■ What you are asked to do:
Print every entry exactly as written.

--- begin Provided data ---

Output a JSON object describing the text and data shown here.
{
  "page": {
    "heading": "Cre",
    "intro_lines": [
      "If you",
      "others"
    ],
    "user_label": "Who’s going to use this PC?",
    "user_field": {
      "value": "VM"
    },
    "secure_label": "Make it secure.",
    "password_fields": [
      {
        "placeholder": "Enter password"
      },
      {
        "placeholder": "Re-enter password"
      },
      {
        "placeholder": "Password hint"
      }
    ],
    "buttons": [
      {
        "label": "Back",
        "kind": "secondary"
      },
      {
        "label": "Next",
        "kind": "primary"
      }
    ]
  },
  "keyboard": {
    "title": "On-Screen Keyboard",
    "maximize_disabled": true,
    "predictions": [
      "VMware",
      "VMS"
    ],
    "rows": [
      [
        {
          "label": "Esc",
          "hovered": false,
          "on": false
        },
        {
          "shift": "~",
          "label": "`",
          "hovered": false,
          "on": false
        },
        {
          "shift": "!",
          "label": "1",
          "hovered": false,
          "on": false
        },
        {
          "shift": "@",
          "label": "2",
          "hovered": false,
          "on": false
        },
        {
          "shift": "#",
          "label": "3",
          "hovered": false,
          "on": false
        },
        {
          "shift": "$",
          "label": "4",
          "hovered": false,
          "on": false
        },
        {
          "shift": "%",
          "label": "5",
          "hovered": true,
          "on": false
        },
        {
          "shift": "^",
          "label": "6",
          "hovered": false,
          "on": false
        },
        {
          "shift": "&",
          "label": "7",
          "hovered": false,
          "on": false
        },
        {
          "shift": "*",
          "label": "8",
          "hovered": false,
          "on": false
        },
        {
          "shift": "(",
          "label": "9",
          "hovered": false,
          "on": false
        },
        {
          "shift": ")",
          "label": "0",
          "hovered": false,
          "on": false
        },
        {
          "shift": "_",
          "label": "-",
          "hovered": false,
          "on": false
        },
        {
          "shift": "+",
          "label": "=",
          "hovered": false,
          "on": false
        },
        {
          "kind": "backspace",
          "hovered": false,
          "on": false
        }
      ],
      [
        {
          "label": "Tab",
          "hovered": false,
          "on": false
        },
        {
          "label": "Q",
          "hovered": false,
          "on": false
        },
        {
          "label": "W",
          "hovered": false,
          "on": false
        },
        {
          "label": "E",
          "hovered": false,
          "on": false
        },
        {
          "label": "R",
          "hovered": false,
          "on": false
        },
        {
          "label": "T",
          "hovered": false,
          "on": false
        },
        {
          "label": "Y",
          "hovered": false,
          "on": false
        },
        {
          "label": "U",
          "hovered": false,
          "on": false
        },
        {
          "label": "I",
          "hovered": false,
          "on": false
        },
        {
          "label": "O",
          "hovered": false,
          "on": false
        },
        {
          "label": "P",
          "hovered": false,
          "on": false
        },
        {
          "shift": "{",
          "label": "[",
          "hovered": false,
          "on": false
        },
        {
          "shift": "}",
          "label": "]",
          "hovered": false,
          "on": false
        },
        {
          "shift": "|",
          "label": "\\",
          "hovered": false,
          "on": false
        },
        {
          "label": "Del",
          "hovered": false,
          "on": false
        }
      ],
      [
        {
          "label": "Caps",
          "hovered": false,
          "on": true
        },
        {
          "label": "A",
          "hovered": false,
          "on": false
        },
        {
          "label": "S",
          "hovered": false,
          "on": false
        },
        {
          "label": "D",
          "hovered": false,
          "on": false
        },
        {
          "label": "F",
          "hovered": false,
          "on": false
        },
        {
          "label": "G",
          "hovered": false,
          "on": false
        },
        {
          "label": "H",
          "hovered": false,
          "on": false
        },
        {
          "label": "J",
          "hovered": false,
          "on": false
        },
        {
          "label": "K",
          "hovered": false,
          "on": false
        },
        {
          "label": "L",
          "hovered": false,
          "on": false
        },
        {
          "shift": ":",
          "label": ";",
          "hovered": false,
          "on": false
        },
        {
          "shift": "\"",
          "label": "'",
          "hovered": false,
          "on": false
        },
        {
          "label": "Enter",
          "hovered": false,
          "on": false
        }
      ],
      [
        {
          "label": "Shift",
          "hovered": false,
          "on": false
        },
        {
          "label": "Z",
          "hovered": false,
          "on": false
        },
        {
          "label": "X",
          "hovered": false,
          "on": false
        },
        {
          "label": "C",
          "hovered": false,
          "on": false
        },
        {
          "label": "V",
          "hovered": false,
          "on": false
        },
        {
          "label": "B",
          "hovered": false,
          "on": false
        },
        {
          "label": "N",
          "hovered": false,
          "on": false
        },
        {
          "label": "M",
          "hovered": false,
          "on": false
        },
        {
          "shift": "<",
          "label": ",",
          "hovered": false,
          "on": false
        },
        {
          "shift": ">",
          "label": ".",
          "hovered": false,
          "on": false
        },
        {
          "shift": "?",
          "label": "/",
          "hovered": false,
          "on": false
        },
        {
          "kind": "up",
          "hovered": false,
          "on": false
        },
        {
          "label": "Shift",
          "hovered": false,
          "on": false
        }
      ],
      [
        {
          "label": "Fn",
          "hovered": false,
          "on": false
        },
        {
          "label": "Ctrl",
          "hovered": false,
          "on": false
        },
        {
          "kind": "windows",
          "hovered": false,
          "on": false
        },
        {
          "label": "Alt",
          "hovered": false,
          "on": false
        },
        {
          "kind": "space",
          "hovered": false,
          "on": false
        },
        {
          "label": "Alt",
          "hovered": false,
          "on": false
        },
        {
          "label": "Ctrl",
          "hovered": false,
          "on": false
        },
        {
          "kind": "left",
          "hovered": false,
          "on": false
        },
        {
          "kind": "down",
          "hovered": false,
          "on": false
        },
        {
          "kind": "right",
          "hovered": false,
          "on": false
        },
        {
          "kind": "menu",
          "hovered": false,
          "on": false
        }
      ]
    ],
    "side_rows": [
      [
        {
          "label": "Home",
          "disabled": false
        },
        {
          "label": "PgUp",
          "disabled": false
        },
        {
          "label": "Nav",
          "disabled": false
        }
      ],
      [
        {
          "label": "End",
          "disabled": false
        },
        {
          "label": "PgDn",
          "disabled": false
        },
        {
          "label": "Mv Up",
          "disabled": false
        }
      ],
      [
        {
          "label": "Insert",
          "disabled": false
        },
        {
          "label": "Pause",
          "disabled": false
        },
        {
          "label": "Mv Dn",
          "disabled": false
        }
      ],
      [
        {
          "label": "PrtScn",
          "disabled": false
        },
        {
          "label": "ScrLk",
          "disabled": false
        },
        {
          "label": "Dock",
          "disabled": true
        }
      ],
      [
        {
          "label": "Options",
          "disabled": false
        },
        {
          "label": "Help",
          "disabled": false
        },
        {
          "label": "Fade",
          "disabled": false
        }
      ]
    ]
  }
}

--- end Provided data ---

■ Full output:
Output a JSON object describing the text and data shown here.
{
  "page": {
    "heading": "Cre",
    "intro_lines": [
      "If you",
      "others"
    ],
    "user_label": "Who’s going to use this PC?",
    "user_field": {
      "value": "VM"
    },
    "secure_label": "Make it secure.",
    "password_fields": [
      {
        "placeholder": "Enter password"
      },
      {
        "placeholder": "Re-enter password"
      },
      {
        "placeholder": "Password hint"
      }
    ],
    "buttons": [
      {
        "label": "Back",
        "kind": "secondary"
      },
      {
        "label": "Next",
        "kind": "primary"
      }
    ]
  },
  "keyboard": {
    "title": "On-Screen Keyboard",
    "maximize_disabled": true,
    "predictions": [
      "VMware",
      "VMS"
    ],
    "rows": [
      [
        {
          "label": "Esc",
          "hovered": false,
          "on": false
        },
        {
          "shift": "~",
          "label": "`",
          "hovered": false,
          "on": false
        },
        {
          "shift": "!",
          "label": "1",
          "hovered": false,
          "on": false
        },
        {
          "shift": "@",
          "label": "2",
          "hovered": false,
          "on": false
        },
        {
          "shift": "#",
          "label": "3",
          "hovered": false,
          "on": false
        },
        {
          "shift": "$",
          "label": "4",
          "hovered": false,
          "on": false
        },
        {
          "shift": "%",
          "label": "5",
          "hovered": true,
          "on": false
        },
        {
          "shift": "^",
          "label": "6",
          "hovered": false,
          "on": false
        },
        {
          "shift": "&",
          "label": "7",
          "hovered": false,
          "on": false
        },
        {
          "shift": "*",
          "label": "8",
          "hovered": false,
          "on": false
        },
        {
          "shift": "(",
          "label": "9",
          "hovered": false,
          "on": false
        },
        {
          "shift": ")",
          "label": "0",
          "hovered": false,
          "on": false
        },
        {
          "shift": "_",
          "label": "-",
          "hovered": false,
          "on": false
        },
        {
          "shift": "+",
          "label": "=",
          "hovered": false,
          "on": false
        },
        {
          "kind": "backspace",
          "hovered": false,
          "on": false
        }
      ],
      [
        {
          "label": "Tab",
          "hovered": false,
          "on": false
        },
        {
          "label": "Q",
          "hovered": false,
          "on": false
        },
        {
          "label": "W",
          "hovered": false,
          "on": false
        },
        {
          "label": "E",
          "hovered": false,
          "on": false
        },
        {
          "label": "R",
          "hovered": false,
          "on": false
        },
        {
          "label": "T",
          "hovered": false,
          "on": false
        },
        {
          "label": "Y",
          "hovered": false,
          "on": false
        },
        {
          "label": "U",
          "hovered": false,
          "on": false
        },
        {
          "label": "I",
          "hovered": false,
          "on": false
        },
        {
          "label": "O",
          "hovered": false,
          "on": false
        },
        {
          "label": "P",
          "hovered": false,
          "on": false
        },
        {
          "shift": "{",
          "label": "[",
          "hovered": false,
          "on": false
        },
        {
          "shift": "}",
          "label": "]",
          "hovered": false,
          "on": false
        },
        {
          "shift": "|",
          "label": "\\",
          "hovered": false,
          "on": false
        },
        {
          "label": "Del",
          "hovered": false,
          "on": false
        }
      ],
      [
        {
          "label": "Caps",
          "hovered": false,
          "on": true
        },
        {
          "label": "A",
          "hovered": false,
          "on": false
        },
        {
          "label": "S",
          "hovered": false,
          "on": false
        },
        {
          "label": "D",
          "hovered": false,
          "on": false
        },
        {
          "label": "F",
          "hovered": false,
          "on": false
        },
        {
          "label": "G",
          "hovered": false,
          "on": false
        },
        {
          "label": "H",
          "hovered": false,
          "on": false
        },
        {
          "label": "J",
          "hovered": false,
          "on": false
        },
        {
          "label": "K",
          "hovered": false,
          "on": false
        },
        {
          "label": "L",
          "hovered": false,
          "on": false
        },
        {
          "shift": ":",
          "label": ";",
          "hovered": false,
          "on": false
        },
        {
          "shift": "\"",
          "label": "'",
          "hovered": false,
          "on": false
        },
        {
          "label": "Enter",
          "hovered": false,
          "on": false
        }
      ],
      [
        {
          "label": "Shift",
          "hovered": false,
          "on": false
        },
        {
          "label": "Z",
          "hovered": false,
          "on": false
        },
        {
          "label": "X",
          "hovered": false,
          "on": false
        },
        {
          "label": "C",
          "hovered": false,
          "on": false
        },
        {
          "label": "V",
          "hovered": false,
          "on": false
        },
        {
          "label": "B",
          "hovered": false,
          "on": false
        },
        {
          "label": "N",
          "hovered": false,
          "on": false
        },
        {
          "label": "M",
          "hovered": false,
          "on": false
        },
        {
          "shift": "<",
          "label": ",",
          "hovered": false,
          "on": false
        },
        {
          "shift": ">",
          "label": ".",
          "hovered": false,
          "on": false
        },
        {
          "shift": "?",
          "label": "/",
          "hovered": false,
          "on": false
        },
        {
          "kind": "up",
          "hovered": false,
          "on": false
        },
        {
          "label": "Shift",
          "hovered": false,
          "on": false
        }
      ],
      [
        {
          "label": "Fn",
          "hovered": false,
          "on": false
        },
        {
          "label": "Ctrl",
          "hovered": false,
          "on": false
        },
        {
          "kind": "windows",
          "hovered": false,
          "on": false
        },
        {
          "label": "Alt",
          "hovered": false,
          "on": false
        },
        {
          "kind": "space",
          "hovered": false,
          "on": false
        },
        {
          "label": "Alt",
          "hovered": false,
          "on": false
        },
        {
          "label": "Ctrl",
          "hovered": false,
          "on": false
        },
        {
          "kind": "left",
          "hovered": false,
          "on": false
        },
        {
          "kind": "down",
          "hovered": false,
          "on": false
        },
        {
          "kind": "right",
          "hovered": false,
          "on": false
        },
        {
          "kind": "menu",
          "hovered": false,
          "on": false
        }
      ]
    ],
    "side_rows": [
      [
        {
          "label": "Home",
          "disabled": false
        },
        {
          "label": "PgUp",
          "disabled": false
        },
        {
          "label": "Nav",
          "disabled": false
        }
      ],
      [
        {
          "label": "End",
          "disabled": false
        },
        {
          "label": "PgDn",
          "disabled": false
        },
        {
          "label": "Mv Up",
          "disabled": false
        }
      ],
      [
        {
          "label": "Insert",
          "disabled": false
        },
        {
          "label": "Pause",
          "disabled": false
        },
        {
          "label": "Mv Dn",
          "disabled": false
        }
      ],
      [
        {
          "label": "PrtScn",
          "disabled": false
        },
        {
          "label": "ScrLk",
          "disabled": false
        },
        {
          "label": "Dock",
          "disabled": true
        }
      ],
      [
        {
          "label": "Options",
          "disabled": false
        },
        {
          "label": "Help",
          "disabled": false
        },
        {
          "label": "Fade",
          "disabled": false
        }
      ]
    ]
  }
}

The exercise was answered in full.